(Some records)
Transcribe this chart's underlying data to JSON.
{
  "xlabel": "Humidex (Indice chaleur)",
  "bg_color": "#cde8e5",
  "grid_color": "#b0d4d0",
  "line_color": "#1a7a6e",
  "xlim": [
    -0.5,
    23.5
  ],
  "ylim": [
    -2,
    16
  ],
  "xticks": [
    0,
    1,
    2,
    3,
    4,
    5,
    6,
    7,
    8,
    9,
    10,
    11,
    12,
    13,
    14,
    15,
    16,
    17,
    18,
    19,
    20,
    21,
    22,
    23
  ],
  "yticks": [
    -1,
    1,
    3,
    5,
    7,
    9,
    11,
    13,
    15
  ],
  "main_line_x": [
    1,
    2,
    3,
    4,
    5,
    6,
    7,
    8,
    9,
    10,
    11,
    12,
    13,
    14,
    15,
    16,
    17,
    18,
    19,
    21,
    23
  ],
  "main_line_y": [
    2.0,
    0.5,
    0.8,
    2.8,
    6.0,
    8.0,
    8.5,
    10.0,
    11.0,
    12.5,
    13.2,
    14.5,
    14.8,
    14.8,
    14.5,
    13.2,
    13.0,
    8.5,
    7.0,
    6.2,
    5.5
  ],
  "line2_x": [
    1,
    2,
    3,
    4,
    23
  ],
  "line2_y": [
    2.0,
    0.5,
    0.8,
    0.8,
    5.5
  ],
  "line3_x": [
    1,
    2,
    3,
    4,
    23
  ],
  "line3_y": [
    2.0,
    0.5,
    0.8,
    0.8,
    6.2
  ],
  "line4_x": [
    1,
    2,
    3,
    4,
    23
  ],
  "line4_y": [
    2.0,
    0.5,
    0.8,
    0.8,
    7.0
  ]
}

- **What you have to do**
Your task is to retype all the records above with nothing left out.

- **Answer to this exercise**
Transcribe this chart's underlying data to JSON.
{
  "xlabel": "Humidex (Indice chaleur)",
  "bg_color": "#cde8e5",
  "grid_color": "#b0d4d0",
  "line_color": "#1a7a6e",
  "xlim": [
    -0.5,
    23.5
  ],
  "ylim": [
    -2,
    16
  ],
  "xticks": [
    0,
    1,
    2,
    3,
    4,
    5,
    6,
    7,
    8,
    9,
    10,
    11,
    12,
    13,
    14,
    15,
    16,
    17,
    18,
    19,
    20,
    21,
    22,
    23
  ],
  "yticks": [
    -1,
    1,
    3,
    5,
    7,
    9,
    11,
    13,
    15
  ],
  "main_line_x": [
    1,
    2,
    3,
    4,
    5,
    6,
    7,
    8,
    9,
    10,
    11,
    12,
    13,
    14,
    15,
    16,
    17,
    18,
    19,
    21,
    23
  ],
  "main_line_y": [
    2.0,
    0.5,
    0.8,
    2.8,
    6.0,
    8.0,
    8.5,
    10.0,
    11.0,
    12.5,
    13.2,
    14.5,
    14.8,
    14.8,
    14.5,
    13.2,
    13.0,
    8.5,
    7.0,
    6.2,
    5.5
  ],
  "line2_x": [
    1,
    2,
    3,
    4,
    23
  ],
  "line2_y": [
    2.0,
    0.5,
    0.8,
    0.8,
    5.5
  ],
  "line3_x": [
    1,
    2,
    3,
    4,
    23
  ],
  "line3_y": [
    2.0,
    0.5,
    0.8,
    0.8,
    6.2
  ],
  "line4_x": [
    1,
    2,
    3,
    4,
    23
  ],
  "line4_y": [
    2.0,
    0.5,
    0.8,
    0.8,
    7.0
  ]
}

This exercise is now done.